_Task objective_
Copy every record below, exactly as written.

####################

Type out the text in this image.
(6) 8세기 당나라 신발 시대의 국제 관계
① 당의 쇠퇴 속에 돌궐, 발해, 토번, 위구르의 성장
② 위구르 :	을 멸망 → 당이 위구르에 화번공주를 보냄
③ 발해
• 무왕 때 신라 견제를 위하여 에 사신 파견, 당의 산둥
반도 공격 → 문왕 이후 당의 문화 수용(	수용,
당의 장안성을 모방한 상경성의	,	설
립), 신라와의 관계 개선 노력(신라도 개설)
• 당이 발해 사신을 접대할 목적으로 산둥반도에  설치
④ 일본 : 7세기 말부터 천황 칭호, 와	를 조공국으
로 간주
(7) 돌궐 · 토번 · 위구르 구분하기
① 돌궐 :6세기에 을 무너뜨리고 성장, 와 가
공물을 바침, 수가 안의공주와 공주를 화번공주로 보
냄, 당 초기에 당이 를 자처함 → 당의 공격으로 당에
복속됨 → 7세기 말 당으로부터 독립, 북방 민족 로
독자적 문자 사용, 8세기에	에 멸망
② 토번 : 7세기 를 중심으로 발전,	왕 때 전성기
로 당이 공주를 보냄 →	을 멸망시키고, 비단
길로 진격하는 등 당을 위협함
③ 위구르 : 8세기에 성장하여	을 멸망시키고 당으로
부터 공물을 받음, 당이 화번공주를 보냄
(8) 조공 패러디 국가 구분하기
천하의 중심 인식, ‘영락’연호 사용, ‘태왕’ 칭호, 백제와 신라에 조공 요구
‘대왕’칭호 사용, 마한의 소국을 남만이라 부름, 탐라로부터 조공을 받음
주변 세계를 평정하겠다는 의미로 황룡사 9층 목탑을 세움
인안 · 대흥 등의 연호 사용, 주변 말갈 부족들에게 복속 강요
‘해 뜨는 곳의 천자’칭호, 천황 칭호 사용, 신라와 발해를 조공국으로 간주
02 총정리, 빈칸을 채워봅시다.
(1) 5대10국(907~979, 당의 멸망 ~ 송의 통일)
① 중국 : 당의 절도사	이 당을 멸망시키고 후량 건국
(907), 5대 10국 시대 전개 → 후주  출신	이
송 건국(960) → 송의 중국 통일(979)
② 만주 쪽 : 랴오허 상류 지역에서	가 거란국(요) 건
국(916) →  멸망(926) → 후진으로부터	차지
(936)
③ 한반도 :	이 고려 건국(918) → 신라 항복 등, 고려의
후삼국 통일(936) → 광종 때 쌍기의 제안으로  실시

####################

_Response to the exercise_
Type out the text in this image.
(6) 8세기 당나라 신발 시대의 국제 관계
① 당의 쇠퇴 속에 돌궐, 발해, 토번, 위구르의 성장
② 위구르 :	을 멸망 → 당이 위구르에 화번공주를 보냄
③ 발해
• 무왕 때 신라 견제를 위하여 에 사신 파견, 당의 산둥
반도 공격 → 문왕 이후 당의 문화 수용(	수용,
당의 장안성을 모방한 상경성의	,	설
립), 신라와의 관계 개선 노력(신라도 개설)
• 당이 발해 사신을 접대할 목적으로 산둥반도에  설치
④ 일본 : 7세기 말부터 천황 칭호, 와	를 조공국으
로 간주
(7) 돌궐 · 토번 · 위구르 구분하기
① 돌궐 :6세기에 을 무너뜨리고 성장, 와 가
공물을 바침, 수가 안의공주와 공주를 화번공주로 보
냄, 당 초기에 당이 를 자처함 → 당의 공격으로 당에
복속됨 → 7세기 말 당으로부터 독립, 북방 민족 로
독자적 문자 사용, 8세기에	에 멸망
② 토번 : 7세기 를 중심으로 발전,	왕 때 전성기
로 당이 공주를 보냄 →	을 멸망시키고, 비단
길로 진격하는 등 당을 위협함
③ 위구르 : 8세기에 성장하여	을 멸망시키고 당으로
부터 공물을 받음, 당이 화번공주를 보냄
(8) 조공 패러디 국가 구분하기
천하의 중심 인식, ‘영락’연호 사용, ‘태왕’ 칭호, 백제와 신라에 조공 요구
‘대왕’칭호 사용, 마한의 소국을 남만이라 부름, 탐라로부터 조공을 받음
주변 세계를 평정하겠다는 의미로 황룡사 9층 목탑을 세움
인안 · 대흥 등의 연호 사용, 주변 말갈 부족들에게 복속 강요
‘해 뜨는 곳의 천자’칭호, 천황 칭호 사용, 신라와 발해를 조공국으로 간주
02 총정리, 빈칸을 채워봅시다.
(1) 5대10국(907~979, 당의 멸망 ~ 송의 통일)
① 중국 : 당의 절도사	이 당을 멸망시키고 후량 건국
(907), 5대 10국 시대 전개 → 후주  출신	이
송 건국(960) → 송의 중국 통일(979)
② 만주 쪽 : 랴오허 상류 지역에서	가 거란국(요) 건
국(916) →  멸망(926) → 후진으로부터	차지
(936)
③ 한반도 :	이 고려 건국(918) → 신라 항복 등, 고려의
후삼국 통일(936) → 광종 때 쌍기의 제안으로  실시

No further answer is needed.